DOCUMENT SECTION:

_ _ _ _

On Fri, 22 May 2026 17:25:18 +0100
Tvrtko Ursulin <[email protected]> wrote:

> On 22/05/2026 17:08, Boris Brezillon wrote:
> > On Fri, 22 May 2026 12:38:17 +0100
> > Tvrtko Ursulin <[email protected]> wrote:
> >   
> >> Currently an unordered workqueue is used for the DRM scheduler which means
> >> its concurrency is externally managed, and given there is one scheduler
> >> instance per userspace queue, that means workqueue management logic is
> >> within its rights to spawn many kernel threads to submit their respective
> >> jobs.
> >>
> >> Problem there is that all run job callbacks are serialized on the device
> >> global mutex, making the potential thread storm just causing lock
> >> contention.  
> > 
> > Yeah, so initially we were not supposed to take the lock over the whole
> > run_job() function. We should normally be able to queue things to the
> > ring buffer, and only briefly take the lock to check if the context is
> > still resident and kick the group scheduler if it's not. I agree that
> > in practice it turned in a huge synchronization point. I guess we should
> > consider turning that mutex into a rwsem that's taken in write mode in
> > the tick path, and read-mode elsewhere.  
> 
> There is some software state modified too, so I am not sure how easy or 
> hard it would be to make run job only hold the read lock?

Yeah, it's probably not as easy as it sounds.

> 
> >> If we add a separate ordered workqueue for the DRM scheduler integration
> >> we can avoid this problem, since the ordered property directly expresses
> >> the nature of the submission backend implementation.  
> > 
> > I don't see alloc_ordered_workqueue() being used for the sched_wq
> > workqueue, is that intended (according to this comment, you seem to
> > want an ordered wq).  
> 
> Yeah, it seems I mistyped the wq allocation below.

_ _ _ _

TASK INSTRUCTIONS:
A - From the workqueue thread, list every code identifier that contains an underscore.
B - Condense the paragraph of the workqueue thread that begins "Yeah, so initially we were not supposed to take the lock" into a short bulleted list that keeps its main points.
C - Reproduce the workqueue thread verbatim from "Yeah, it's probably" up to and including "wq allocation below.".
The lines placed after the workqueue thread are not required for any of this work.

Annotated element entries

_ _ _ _

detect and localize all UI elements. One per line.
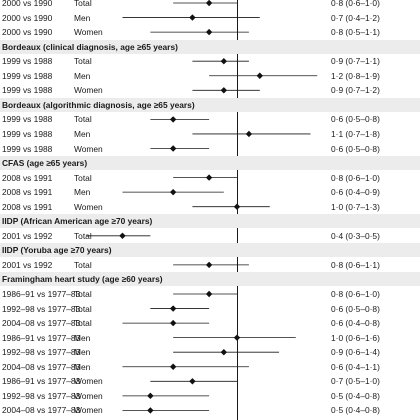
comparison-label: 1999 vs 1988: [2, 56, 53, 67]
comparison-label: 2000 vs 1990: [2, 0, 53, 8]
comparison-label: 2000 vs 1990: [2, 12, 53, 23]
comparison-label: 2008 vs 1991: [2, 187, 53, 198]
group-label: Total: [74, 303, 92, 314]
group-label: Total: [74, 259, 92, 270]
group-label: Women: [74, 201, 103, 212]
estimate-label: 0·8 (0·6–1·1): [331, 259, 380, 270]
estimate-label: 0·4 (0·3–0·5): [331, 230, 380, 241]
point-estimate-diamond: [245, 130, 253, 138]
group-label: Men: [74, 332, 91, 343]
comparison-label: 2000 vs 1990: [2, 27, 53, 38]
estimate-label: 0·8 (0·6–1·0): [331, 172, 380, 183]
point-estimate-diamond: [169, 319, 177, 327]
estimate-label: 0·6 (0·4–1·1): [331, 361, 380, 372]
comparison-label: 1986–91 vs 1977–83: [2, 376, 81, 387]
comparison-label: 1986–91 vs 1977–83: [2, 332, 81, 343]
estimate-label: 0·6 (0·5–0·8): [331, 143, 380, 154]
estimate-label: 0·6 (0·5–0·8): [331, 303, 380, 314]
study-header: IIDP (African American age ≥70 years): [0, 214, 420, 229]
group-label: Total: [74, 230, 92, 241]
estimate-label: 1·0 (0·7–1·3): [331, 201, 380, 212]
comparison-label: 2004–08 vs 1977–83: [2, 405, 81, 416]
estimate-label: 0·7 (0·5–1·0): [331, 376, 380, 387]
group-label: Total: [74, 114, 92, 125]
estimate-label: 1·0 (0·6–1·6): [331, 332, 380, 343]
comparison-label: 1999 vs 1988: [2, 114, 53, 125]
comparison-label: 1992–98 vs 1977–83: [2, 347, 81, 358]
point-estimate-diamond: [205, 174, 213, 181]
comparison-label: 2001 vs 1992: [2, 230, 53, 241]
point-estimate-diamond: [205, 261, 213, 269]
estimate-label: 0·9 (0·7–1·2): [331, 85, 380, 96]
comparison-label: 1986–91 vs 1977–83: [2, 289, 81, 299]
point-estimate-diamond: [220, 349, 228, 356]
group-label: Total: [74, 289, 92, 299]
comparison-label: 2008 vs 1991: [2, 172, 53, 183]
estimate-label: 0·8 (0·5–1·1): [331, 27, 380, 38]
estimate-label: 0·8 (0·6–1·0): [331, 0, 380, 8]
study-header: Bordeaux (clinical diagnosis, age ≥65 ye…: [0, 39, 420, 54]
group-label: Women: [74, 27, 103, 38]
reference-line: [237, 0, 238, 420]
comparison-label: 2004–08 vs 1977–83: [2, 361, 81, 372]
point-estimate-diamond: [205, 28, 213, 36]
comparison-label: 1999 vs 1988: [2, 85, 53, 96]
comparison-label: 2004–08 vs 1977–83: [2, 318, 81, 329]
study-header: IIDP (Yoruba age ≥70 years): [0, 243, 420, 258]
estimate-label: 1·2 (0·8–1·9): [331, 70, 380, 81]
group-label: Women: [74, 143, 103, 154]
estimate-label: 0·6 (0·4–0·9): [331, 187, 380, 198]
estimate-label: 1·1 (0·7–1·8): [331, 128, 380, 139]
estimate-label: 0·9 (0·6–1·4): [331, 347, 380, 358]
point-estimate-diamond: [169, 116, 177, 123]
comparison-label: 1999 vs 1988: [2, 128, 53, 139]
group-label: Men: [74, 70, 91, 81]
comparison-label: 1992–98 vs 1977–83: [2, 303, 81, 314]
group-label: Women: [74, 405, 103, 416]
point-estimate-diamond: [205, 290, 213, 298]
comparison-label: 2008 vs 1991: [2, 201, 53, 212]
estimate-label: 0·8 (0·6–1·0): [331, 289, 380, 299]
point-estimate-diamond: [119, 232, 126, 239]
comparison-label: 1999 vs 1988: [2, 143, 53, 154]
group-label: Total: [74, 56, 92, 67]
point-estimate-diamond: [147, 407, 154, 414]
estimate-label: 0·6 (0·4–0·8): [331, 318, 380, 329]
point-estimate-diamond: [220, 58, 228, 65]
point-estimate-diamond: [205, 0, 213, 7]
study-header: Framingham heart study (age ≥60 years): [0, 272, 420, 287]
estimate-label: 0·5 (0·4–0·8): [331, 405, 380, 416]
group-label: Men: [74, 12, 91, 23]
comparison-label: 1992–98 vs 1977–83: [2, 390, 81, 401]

_ _ _ _

TASK ANSWERS:
A -
- run_job()
- alloc_ordered_workqueue()
- sched_wq

B -
- The lock was originally not meant to be held across the whole run_job() function.
- Work should normally be queued to the ring buffer, with the lock taken only briefly to check whether the context is still resident and to kick the group scheduler if it is not.
- In practice, the lock became a huge synchronization point.
- One option is to turn the mutex into a rwsem, taken in write mode in the tick path and in read mode elsewhere.

C -
Yeah, it's probably not as easy as it sounds.

> 
> >> If we add a separate ordered workqueue for the DRM scheduler integration
> >> we can avoid this problem, since the ordered property directly expresses
> >> the nature of the submission backend implementation.  
> > 
> > I don't see alloc_ordered_workqueue() being used for the sched_wq
> > workqueue, is that intended (according to this comment, you seem to
> > want an ordered wq).  
> 
> Yeah, it seems I mistyped the wq allocation below.